start

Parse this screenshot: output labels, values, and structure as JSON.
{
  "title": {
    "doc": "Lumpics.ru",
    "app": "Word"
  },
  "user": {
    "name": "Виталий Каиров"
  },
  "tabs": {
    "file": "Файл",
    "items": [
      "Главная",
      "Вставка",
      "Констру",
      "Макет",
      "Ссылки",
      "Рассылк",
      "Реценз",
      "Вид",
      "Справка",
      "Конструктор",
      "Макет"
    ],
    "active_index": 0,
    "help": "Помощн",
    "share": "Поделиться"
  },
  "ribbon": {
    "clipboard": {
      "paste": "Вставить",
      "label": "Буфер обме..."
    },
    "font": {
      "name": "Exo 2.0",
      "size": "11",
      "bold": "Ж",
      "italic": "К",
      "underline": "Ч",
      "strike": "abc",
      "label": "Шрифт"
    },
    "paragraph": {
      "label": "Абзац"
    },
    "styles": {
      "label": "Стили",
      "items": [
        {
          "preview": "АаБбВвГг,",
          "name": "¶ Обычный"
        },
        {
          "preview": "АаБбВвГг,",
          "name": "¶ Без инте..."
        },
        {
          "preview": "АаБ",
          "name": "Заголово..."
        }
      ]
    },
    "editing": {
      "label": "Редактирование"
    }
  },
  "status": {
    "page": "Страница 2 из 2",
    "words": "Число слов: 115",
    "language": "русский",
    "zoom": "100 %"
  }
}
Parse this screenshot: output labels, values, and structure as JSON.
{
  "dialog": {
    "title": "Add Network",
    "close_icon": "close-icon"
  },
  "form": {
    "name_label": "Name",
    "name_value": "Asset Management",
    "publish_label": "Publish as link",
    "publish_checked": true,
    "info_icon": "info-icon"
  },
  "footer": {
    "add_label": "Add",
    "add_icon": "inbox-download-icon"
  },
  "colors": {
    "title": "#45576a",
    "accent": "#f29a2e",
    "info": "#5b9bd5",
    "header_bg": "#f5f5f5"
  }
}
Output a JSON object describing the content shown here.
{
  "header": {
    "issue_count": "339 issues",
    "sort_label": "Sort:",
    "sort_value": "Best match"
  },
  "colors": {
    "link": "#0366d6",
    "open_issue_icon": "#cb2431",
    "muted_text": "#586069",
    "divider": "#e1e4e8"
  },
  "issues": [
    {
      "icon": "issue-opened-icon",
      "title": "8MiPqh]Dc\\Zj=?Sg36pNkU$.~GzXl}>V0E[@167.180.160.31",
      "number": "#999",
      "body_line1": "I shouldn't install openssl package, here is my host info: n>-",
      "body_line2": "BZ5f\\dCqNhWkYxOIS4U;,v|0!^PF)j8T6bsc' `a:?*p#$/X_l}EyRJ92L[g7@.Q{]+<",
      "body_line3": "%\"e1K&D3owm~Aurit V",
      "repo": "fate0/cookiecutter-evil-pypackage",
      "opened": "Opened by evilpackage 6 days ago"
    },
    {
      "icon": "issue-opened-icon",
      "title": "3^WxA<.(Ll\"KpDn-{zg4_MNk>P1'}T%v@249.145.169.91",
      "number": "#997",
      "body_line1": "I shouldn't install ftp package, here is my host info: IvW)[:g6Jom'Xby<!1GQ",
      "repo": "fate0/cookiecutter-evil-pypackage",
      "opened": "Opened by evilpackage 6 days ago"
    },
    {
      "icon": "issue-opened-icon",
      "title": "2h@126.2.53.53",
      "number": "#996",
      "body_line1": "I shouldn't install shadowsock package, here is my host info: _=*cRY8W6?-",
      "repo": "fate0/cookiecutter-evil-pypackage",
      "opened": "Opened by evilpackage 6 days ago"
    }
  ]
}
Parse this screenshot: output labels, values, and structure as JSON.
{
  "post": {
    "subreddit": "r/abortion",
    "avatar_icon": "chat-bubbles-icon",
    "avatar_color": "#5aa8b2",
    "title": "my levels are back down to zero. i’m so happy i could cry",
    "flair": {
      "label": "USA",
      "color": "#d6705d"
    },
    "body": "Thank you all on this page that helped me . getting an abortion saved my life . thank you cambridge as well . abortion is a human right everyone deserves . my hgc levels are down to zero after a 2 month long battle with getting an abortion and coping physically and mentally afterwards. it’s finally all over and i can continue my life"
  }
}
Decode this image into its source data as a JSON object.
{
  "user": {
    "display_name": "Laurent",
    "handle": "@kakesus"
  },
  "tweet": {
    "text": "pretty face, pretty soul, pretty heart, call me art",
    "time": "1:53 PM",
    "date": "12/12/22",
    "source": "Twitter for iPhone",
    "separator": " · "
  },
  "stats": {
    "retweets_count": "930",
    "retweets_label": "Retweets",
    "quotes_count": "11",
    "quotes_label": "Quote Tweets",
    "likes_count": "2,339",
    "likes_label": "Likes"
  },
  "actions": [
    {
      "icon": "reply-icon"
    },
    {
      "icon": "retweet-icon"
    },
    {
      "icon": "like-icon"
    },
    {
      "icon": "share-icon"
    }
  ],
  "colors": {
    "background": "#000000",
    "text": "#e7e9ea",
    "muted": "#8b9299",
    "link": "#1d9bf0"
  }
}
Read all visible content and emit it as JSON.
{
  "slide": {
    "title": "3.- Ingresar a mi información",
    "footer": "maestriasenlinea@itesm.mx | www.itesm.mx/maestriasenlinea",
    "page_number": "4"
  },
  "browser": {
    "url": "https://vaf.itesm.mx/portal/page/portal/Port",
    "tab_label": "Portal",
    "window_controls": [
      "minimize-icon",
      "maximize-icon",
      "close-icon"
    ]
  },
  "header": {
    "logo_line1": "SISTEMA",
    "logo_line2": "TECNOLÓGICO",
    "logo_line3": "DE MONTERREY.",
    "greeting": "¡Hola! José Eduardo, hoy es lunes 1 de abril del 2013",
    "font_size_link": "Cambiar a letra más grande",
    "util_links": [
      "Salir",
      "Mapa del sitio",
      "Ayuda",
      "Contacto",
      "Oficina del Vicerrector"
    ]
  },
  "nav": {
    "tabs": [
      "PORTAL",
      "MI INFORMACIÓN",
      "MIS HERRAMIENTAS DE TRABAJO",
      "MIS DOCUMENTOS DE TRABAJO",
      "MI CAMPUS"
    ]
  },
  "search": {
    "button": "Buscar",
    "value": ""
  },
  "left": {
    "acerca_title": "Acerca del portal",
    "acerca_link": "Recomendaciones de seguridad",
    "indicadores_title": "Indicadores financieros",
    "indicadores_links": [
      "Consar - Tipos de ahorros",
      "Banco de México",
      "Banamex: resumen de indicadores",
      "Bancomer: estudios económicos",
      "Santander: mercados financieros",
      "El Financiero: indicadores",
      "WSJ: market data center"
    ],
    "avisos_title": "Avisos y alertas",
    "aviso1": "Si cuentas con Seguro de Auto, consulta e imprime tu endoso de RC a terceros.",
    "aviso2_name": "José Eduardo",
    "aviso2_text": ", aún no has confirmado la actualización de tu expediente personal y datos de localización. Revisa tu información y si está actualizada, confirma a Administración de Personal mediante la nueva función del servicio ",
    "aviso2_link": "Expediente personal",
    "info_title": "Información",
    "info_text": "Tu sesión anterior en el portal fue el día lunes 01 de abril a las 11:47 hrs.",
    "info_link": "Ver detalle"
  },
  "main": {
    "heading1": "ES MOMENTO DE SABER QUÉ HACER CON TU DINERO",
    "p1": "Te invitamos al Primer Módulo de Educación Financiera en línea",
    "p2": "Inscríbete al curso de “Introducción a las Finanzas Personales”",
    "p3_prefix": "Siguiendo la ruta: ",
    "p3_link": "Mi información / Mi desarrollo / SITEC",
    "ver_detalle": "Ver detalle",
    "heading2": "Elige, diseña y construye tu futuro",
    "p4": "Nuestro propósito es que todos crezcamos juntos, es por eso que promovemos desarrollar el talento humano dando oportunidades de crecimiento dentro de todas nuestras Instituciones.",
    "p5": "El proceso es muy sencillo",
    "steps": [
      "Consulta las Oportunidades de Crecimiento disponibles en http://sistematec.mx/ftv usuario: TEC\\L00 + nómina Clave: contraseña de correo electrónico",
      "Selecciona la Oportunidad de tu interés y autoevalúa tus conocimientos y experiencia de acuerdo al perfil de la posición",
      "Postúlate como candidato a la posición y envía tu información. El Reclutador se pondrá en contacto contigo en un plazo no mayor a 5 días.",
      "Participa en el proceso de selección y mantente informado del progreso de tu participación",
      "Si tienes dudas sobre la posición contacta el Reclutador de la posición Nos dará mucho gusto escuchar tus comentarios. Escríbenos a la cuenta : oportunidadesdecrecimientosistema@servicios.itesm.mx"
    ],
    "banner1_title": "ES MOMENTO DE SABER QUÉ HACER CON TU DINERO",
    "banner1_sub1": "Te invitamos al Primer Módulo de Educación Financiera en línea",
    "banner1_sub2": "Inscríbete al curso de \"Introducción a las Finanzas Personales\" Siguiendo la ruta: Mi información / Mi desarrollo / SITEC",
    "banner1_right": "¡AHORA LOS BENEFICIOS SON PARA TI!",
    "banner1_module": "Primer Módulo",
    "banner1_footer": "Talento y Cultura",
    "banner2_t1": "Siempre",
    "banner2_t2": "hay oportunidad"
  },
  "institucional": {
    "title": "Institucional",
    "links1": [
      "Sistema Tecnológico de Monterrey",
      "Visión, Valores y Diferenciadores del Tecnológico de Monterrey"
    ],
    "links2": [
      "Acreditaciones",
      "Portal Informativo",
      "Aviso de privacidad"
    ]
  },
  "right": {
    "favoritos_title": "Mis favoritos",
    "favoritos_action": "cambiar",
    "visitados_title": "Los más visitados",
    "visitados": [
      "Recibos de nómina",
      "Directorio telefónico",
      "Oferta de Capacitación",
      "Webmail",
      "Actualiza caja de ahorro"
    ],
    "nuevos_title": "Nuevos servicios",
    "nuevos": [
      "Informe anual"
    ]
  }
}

end

TASK PROMPT - Give only the number of lines in the preceding material that contain the string "nómina".

TASK RESPONSE - 2